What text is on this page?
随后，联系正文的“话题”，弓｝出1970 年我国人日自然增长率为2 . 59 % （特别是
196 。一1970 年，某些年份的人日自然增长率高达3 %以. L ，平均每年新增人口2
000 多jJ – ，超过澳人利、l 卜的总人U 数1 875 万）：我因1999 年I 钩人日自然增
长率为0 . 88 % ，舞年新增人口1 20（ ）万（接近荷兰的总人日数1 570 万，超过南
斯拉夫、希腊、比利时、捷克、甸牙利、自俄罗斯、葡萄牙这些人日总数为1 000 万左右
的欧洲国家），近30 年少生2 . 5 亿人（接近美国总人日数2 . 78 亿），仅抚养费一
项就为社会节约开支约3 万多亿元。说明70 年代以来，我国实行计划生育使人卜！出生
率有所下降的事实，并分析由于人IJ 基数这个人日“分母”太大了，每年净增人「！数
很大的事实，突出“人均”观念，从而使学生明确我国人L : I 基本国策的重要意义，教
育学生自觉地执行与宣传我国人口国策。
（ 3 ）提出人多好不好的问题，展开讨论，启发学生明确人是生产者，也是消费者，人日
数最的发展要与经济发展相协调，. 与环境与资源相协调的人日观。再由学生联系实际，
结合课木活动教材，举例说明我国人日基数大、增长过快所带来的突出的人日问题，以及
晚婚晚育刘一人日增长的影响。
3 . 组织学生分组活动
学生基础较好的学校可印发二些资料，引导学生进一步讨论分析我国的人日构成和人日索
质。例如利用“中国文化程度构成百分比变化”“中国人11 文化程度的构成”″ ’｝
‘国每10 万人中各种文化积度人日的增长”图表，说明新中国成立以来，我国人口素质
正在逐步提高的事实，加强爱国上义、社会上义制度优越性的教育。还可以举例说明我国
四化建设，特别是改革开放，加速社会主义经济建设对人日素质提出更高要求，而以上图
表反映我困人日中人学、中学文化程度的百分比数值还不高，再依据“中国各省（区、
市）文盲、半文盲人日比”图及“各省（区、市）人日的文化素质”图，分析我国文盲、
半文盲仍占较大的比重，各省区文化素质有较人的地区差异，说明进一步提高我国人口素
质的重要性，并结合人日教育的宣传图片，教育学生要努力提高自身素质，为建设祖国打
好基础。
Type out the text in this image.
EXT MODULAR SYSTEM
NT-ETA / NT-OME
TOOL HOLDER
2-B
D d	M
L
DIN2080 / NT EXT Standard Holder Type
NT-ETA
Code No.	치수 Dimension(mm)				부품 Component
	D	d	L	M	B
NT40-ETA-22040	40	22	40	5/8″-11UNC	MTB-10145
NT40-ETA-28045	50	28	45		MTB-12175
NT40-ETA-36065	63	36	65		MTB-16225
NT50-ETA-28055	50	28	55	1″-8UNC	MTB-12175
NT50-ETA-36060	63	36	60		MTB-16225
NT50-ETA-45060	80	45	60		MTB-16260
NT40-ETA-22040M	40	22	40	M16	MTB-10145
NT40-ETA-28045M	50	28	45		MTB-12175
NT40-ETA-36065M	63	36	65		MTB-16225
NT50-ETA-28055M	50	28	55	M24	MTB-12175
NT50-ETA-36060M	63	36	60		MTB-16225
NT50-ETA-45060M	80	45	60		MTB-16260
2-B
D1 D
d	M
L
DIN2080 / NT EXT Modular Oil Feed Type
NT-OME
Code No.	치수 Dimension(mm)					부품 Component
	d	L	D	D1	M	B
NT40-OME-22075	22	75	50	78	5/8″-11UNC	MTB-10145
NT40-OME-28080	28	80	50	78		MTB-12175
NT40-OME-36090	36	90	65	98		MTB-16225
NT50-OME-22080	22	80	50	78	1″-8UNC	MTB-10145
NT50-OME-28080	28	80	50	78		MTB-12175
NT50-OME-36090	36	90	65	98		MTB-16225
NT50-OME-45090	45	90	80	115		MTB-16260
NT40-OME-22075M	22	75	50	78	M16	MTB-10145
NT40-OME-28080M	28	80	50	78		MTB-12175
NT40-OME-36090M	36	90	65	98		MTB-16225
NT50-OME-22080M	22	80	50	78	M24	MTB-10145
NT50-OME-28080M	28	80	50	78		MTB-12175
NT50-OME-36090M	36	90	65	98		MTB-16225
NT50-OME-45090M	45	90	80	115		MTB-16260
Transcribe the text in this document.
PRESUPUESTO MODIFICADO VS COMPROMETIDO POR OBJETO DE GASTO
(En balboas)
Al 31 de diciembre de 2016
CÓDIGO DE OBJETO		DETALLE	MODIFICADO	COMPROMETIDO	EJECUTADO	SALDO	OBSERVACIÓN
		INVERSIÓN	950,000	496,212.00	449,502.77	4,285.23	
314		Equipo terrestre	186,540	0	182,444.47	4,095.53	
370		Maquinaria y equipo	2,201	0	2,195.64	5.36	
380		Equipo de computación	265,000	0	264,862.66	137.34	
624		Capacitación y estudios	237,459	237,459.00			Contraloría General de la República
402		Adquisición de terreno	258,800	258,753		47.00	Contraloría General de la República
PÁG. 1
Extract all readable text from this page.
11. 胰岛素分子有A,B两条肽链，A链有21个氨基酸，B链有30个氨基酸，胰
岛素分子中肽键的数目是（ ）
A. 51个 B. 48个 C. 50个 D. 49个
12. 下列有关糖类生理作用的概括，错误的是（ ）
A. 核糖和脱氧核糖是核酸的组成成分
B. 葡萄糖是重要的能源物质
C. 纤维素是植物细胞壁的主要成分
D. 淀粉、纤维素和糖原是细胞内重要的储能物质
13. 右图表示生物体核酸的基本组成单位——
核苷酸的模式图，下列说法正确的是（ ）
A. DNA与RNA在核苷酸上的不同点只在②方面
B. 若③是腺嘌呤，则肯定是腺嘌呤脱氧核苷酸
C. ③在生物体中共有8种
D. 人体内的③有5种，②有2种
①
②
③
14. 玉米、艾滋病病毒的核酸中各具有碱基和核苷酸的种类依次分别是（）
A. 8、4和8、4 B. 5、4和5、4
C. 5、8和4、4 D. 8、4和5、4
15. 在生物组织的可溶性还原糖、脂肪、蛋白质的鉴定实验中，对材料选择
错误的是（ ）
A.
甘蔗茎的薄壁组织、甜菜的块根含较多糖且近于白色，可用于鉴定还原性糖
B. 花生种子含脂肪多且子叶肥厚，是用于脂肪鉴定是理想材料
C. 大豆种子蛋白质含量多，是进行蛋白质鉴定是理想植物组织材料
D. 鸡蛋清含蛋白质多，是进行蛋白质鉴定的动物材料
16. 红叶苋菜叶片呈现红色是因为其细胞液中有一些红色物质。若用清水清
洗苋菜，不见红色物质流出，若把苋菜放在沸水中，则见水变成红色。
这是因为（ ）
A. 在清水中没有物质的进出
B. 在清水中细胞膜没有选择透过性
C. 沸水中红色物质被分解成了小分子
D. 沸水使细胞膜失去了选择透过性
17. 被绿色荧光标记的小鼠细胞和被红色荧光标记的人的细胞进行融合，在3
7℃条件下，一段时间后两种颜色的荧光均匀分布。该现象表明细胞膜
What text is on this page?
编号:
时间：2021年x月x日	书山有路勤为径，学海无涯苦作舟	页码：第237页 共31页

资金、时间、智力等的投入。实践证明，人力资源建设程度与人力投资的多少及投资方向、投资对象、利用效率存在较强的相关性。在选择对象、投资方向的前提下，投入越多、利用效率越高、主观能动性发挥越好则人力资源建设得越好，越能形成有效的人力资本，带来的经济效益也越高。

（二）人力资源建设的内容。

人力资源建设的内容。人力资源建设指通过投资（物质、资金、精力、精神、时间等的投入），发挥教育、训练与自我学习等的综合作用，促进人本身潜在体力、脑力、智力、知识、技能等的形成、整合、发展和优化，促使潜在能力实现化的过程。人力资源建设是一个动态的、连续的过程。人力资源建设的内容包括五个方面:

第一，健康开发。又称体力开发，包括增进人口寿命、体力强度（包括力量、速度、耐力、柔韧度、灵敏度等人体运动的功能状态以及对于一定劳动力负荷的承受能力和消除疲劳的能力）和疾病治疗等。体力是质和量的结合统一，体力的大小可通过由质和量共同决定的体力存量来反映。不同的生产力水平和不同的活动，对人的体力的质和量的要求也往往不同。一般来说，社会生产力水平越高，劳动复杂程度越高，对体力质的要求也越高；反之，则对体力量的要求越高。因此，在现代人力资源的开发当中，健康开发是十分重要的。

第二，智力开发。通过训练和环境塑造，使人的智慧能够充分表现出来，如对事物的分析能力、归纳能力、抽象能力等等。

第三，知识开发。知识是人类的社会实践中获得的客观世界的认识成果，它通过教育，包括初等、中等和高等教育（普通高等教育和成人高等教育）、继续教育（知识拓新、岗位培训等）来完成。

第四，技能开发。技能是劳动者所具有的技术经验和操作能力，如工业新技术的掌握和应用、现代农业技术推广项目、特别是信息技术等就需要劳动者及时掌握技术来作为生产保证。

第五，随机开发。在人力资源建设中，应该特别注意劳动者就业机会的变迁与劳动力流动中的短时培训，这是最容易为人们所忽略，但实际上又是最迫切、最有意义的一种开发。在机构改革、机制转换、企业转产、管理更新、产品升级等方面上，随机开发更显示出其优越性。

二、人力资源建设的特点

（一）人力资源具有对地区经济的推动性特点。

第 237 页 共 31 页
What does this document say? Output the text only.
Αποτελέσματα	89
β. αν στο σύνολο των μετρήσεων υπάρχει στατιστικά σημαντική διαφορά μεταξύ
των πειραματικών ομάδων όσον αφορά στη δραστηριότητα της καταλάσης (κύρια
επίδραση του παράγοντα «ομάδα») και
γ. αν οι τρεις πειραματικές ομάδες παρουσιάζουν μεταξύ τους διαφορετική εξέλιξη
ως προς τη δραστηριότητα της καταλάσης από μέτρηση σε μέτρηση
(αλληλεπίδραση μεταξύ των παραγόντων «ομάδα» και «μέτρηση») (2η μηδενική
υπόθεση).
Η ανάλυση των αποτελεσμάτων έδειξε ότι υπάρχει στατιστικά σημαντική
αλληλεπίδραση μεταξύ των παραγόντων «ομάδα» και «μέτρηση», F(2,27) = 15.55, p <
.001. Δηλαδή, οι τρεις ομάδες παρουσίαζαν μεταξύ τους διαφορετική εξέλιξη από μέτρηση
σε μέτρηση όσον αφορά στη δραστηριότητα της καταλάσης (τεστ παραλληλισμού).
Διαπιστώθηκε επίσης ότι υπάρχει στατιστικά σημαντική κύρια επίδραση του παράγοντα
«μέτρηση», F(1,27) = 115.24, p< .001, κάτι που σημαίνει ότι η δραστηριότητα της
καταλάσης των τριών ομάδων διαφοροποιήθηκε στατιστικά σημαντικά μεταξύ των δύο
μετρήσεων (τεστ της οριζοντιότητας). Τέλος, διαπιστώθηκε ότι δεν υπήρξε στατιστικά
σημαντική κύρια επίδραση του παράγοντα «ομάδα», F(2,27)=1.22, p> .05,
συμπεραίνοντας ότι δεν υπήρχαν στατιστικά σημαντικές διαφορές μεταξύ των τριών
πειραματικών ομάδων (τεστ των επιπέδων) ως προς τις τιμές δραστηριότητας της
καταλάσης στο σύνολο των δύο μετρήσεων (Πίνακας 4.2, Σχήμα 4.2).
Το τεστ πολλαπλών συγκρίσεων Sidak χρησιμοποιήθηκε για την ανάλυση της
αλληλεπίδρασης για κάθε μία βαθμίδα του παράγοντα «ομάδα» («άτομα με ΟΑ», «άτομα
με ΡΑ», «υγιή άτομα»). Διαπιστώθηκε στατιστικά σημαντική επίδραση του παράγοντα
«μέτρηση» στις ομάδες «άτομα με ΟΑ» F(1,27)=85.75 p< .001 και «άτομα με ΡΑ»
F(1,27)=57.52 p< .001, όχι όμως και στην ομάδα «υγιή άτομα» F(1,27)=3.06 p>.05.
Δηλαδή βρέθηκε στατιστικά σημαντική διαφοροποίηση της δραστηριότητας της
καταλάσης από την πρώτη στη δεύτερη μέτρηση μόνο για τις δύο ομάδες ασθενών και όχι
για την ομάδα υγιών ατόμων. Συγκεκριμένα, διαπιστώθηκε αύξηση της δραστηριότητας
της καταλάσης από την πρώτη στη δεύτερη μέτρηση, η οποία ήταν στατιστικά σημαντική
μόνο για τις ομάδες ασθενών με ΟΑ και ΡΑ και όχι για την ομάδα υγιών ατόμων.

┄┄┄┄┄┄┄┄┄┄┄┄┄┄┄┄┄┄┄┄

Each line of the data that includes the word "ατόμων" counts once; report the total and nothing more.

▶ Correct response
2